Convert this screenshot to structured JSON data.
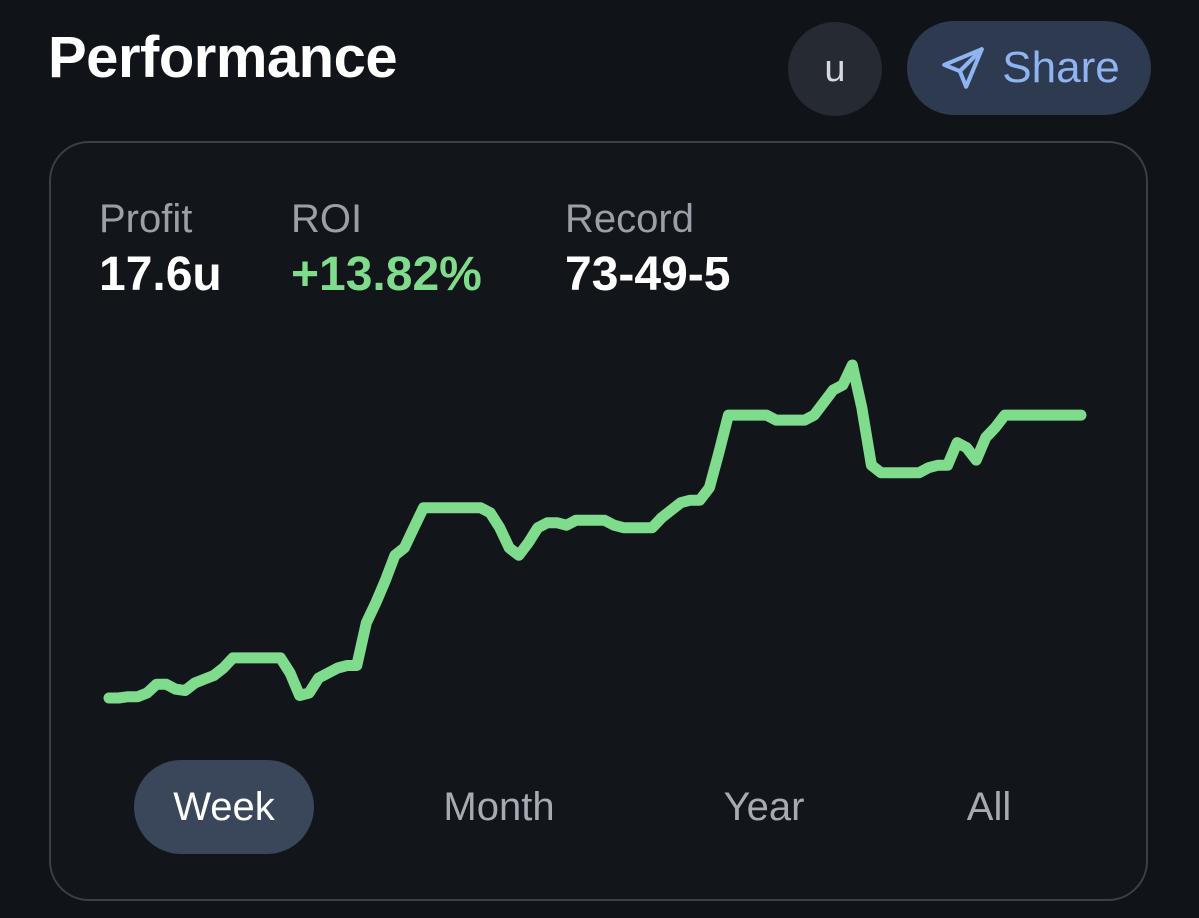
{
  "header": {
    "title": "Performance",
    "unit_label": "u",
    "share_label": "Share"
  },
  "stats": {
    "profit": {
      "label": "Profit",
      "value": "17.6u"
    },
    "roi": {
      "label": "ROI",
      "value": "+13.82%"
    },
    "record": {
      "label": "Record",
      "value": "73-49-5"
    }
  },
  "colors": {
    "accent_green": "#7fdc8c",
    "share_blue": "#8fb4f2"
  },
  "chart_data": {
    "type": "line",
    "series": [
      {
        "values": [
          0.0,
          0.0,
          0.05,
          0.05,
          0.2,
          0.55,
          0.55,
          0.35,
          0.3,
          0.6,
          0.75,
          0.9,
          1.2,
          1.6,
          1.6,
          1.6,
          1.6,
          1.6,
          1.6,
          1.0,
          0.1,
          0.2,
          0.8,
          1.0,
          1.2,
          1.3,
          1.3,
          3.0,
          3.8,
          4.7,
          5.7,
          6.0,
          6.8,
          7.6,
          7.6,
          7.6,
          7.6,
          7.6,
          7.6,
          7.6,
          7.4,
          6.8,
          6.0,
          5.7,
          6.2,
          6.8,
          7.0,
          7.0,
          6.9,
          7.1,
          7.1,
          7.1,
          7.1,
          6.9,
          6.8,
          6.8,
          6.8,
          6.8,
          7.2,
          7.5,
          7.8,
          7.9,
          7.9,
          8.4,
          9.8,
          11.3,
          11.3,
          11.3,
          11.3,
          11.3,
          11.1,
          11.1,
          11.1,
          11.1,
          11.3,
          11.8,
          12.3,
          12.5,
          13.3,
          11.6,
          9.3,
          9.0,
          9.0,
          9.0,
          9.0,
          9.0,
          9.2,
          9.3,
          9.3,
          10.2,
          10.0,
          9.5,
          10.4,
          10.8,
          11.3,
          11.3,
          11.3,
          11.3,
          11.3,
          11.3,
          11.3,
          11.3,
          11.3
        ]
      }
    ],
    "x_ticks": [],
    "grid": false,
    "legend": "none"
  },
  "tabs": [
    {
      "label": "Week",
      "active": true
    },
    {
      "label": "Month",
      "active": false
    },
    {
      "label": "Year",
      "active": false
    },
    {
      "label": "All",
      "active": false
    }
  ]
}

> _STATED PROBLEM_: Without the images, write out each line of the data verbatim.

> _RESULT OF THE TASK_:
Convert this screenshot to structured JSON data.
{
  "header": {
    "title": "Performance",
    "unit_label": "u",
    "share_label": "Share"
  },
  "stats": {
    "profit": {
      "label": "Profit",
      "value": "17.6u"
    },
    "roi": {
      "label": "ROI",
      "value": "+13.82%"
    },
    "record": {
      "label": "Record",
      "value": "73-49-5"
    }
  },
  "colors": {
    "accent_green": "#7fdc8c",
    "share_blue": "#8fb4f2"
  },
  "chart_data": {
    "type": "line",
    "series": [
      {
        "values": [
          0.0,
          0.0,
          0.05,
          0.05,
          0.2,
          0.55,
          0.55,
          0.35,
          0.3,
          0.6,
          0.75,
          0.9,
          1.2,
          1.6,
          1.6,
          1.6,
          1.6,
          1.6,
          1.6,
          1.0,
          0.1,
          0.2,
          0.8,
          1.0,
          1.2,
          1.3,
          1.3,
          3.0,
          3.8,
          4.7,
          5.7,
          6.0,
          6.8,
          7.6,
          7.6,
          7.6,
          7.6,
          7.6,
          7.6,
          7.6,
          7.4,
          6.8,
          6.0,
          5.7,
          6.2,
          6.8,
          7.0,
          7.0,
          6.9,
          7.1,
          7.1,
          7.1,
          7.1,
          6.9,
          6.8,
          6.8,
          6.8,
          6.8,
          7.2,
          7.5,
          7.8,
          7.9,
          7.9,
          8.4,
          9.8,
          11.3,
          11.3,
          11.3,
          11.3,
          11.3,
          11.1,
          11.1,
          11.1,
          11.1,
          11.3,
          11.8,
          12.3,
          12.5,
          13.3,
          11.6,
          9.3,
          9.0,
          9.0,
          9.0,
          9.0,
          9.0,
          9.2,
          9.3,
          9.3,
          10.2,
          10.0,
          9.5,
          10.4,
          10.8,
          11.3,
          11.3,
          11.3,
          11.3,
          11.3,
          11.3,
          11.3,
          11.3,
          11.3
        ]
      }
    ],
    "x_ticks": [],
    "grid": false,
    "legend": "none"
  },
  "tabs": [
    {
      "label": "Week",
      "active": true
    },
    {
      "label": "Month",
      "active": false
    },
    {
      "label": "Year",
      "active": false
    },
    {
      "label": "All",
      "active": false
    }
  ]
}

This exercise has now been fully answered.